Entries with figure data
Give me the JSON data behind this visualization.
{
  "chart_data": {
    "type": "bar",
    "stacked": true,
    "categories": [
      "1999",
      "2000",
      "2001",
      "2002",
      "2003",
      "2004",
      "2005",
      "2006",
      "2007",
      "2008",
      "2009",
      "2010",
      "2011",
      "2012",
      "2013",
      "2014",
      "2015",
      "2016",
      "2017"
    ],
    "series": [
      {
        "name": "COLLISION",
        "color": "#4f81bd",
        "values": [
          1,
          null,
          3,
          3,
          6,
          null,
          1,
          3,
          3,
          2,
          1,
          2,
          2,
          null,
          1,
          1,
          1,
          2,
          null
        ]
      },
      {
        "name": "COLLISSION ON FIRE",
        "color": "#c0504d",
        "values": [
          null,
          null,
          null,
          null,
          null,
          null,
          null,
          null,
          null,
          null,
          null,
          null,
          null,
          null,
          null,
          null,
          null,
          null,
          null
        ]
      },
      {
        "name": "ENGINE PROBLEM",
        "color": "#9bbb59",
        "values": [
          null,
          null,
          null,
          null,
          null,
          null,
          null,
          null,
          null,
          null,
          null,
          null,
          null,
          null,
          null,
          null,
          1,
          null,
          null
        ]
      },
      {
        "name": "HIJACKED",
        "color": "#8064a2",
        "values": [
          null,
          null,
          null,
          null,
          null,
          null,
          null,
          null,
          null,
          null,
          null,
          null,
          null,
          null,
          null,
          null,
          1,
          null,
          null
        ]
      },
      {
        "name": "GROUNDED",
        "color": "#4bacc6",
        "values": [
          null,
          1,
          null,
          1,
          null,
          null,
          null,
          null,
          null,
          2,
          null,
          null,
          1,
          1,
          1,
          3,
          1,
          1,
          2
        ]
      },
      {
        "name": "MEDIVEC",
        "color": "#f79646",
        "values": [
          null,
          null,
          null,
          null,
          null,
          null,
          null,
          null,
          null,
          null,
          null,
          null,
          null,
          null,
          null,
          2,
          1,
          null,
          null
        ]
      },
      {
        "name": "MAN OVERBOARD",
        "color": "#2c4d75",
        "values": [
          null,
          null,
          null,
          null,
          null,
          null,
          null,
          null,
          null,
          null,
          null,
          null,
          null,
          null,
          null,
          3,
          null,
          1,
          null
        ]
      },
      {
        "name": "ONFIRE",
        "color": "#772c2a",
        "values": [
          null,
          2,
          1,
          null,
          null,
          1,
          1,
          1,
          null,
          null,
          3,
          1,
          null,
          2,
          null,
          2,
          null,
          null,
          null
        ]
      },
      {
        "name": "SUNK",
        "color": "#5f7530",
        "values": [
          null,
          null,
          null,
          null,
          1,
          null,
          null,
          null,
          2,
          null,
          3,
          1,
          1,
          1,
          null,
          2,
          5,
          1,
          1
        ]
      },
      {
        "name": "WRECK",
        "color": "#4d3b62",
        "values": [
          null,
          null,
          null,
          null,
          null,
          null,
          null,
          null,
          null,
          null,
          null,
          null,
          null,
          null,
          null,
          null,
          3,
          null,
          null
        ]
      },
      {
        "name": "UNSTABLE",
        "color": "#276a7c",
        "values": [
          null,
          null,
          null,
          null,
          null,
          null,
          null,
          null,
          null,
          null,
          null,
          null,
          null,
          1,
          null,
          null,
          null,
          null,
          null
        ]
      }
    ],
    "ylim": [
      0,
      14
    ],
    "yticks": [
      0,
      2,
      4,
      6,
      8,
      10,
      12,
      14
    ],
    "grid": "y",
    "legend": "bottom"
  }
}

* **WHAT YOU SHOULD DO**:
Copy out the whole listing exactly as written.

* **EXERCISE RESULT**:
Give me the JSON data behind this visualization.
{
  "chart_data": {
    "type": "bar",
    "stacked": true,
    "categories": [
      "1999",
      "2000",
      "2001",
      "2002",
      "2003",
      "2004",
      "2005",
      "2006",
      "2007",
      "2008",
      "2009",
      "2010",
      "2011",
      "2012",
      "2013",
      "2014",
      "2015",
      "2016",
      "2017"
    ],
    "series": [
      {
        "name": "COLLISION",
        "color": "#4f81bd",
        "values": [
          1,
          null,
          3,
          3,
          6,
          null,
          1,
          3,
          3,
          2,
          1,
          2,
          2,
          null,
          1,
          1,
          1,
          2,
          null
        ]
      },
      {
        "name": "COLLISSION ON FIRE",
        "color": "#c0504d",
        "values": [
          null,
          null,
          null,
          null,
          null,
          null,
          null,
          null,
          null,
          null,
          null,
          null,
          null,
          null,
          null,
          null,
          null,
          null,
          null
        ]
      },
      {
        "name": "ENGINE PROBLEM",
        "color": "#9bbb59",
        "values": [
          null,
          null,
          null,
          null,
          null,
          null,
          null,
          null,
          null,
          null,
          null,
          null,
          null,
          null,
          null,
          null,
          1,
          null,
          null
        ]
      },
      {
        "name": "HIJACKED",
        "color": "#8064a2",
        "values": [
          null,
          null,
          null,
          null,
          null,
          null,
          null,
          null,
          null,
          null,
          null,
          null,
          null,
          null,
          null,
          null,
          1,
          null,
          null
        ]
      },
      {
        "name": "GROUNDED",
        "color": "#4bacc6",
        "values": [
          null,
          1,
          null,
          1,
          null,
          null,
          null,
          null,
          null,
          2,
          null,
          null,
          1,
          1,
          1,
          3,
          1,
          1,
          2
        ]
      },
      {
        "name": "MEDIVEC",
        "color": "#f79646",
        "values": [
          null,
          null,
          null,
          null,
          null,
          null,
          null,
          null,
          null,
          null,
          null,
          null,
          null,
          null,
          null,
          2,
          1,
          null,
          null
        ]
      },
      {
        "name": "MAN OVERBOARD",
        "color": "#2c4d75",
        "values": [
          null,
          null,
          null,
          null,
          null,
          null,
          null,
          null,
          null,
          null,
          null,
          null,
          null,
          null,
          null,
          3,
          null,
          1,
          null
        ]
      },
      {
        "name": "ONFIRE",
        "color": "#772c2a",
        "values": [
          null,
          2,
          1,
          null,
          null,
          1,
          1,
          1,
          null,
          null,
          3,
          1,
          null,
          2,
          null,
          2,
          null,
          null,
          null
        ]
      },
      {
        "name": "SUNK",
        "color": "#5f7530",
        "values": [
          null,
          null,
          null,
          null,
          1,
          null,
          null,
          null,
          2,
          null,
          3,
          1,
          1,
          1,
          null,
          2,
          5,
          1,
          1
        ]
      },
      {
        "name": "WRECK",
        "color": "#4d3b62",
        "values": [
          null,
          null,
          null,
          null,
          null,
          null,
          null,
          null,
          null,
          null,
          null,
          null,
          null,
          null,
          null,
          null,
          3,
          null,
          null
        ]
      },
      {
        "name": "UNSTABLE",
        "color": "#276a7c",
        "values": [
          null,
          null,
          null,
          null,
          null,
          null,
          null,
          null,
          null,
          null,
          null,
          null,
          null,
          1,
          null,
          null,
          null,
          null,
          null
        ]
      }
    ],
    "ylim": [
      0,
      14
    ],
    "yticks": [
      0,
      2,
      4,
      6,
      8,
      10,
      12,
      14
    ],
    "grid": "y",
    "legend": "bottom"
  }
}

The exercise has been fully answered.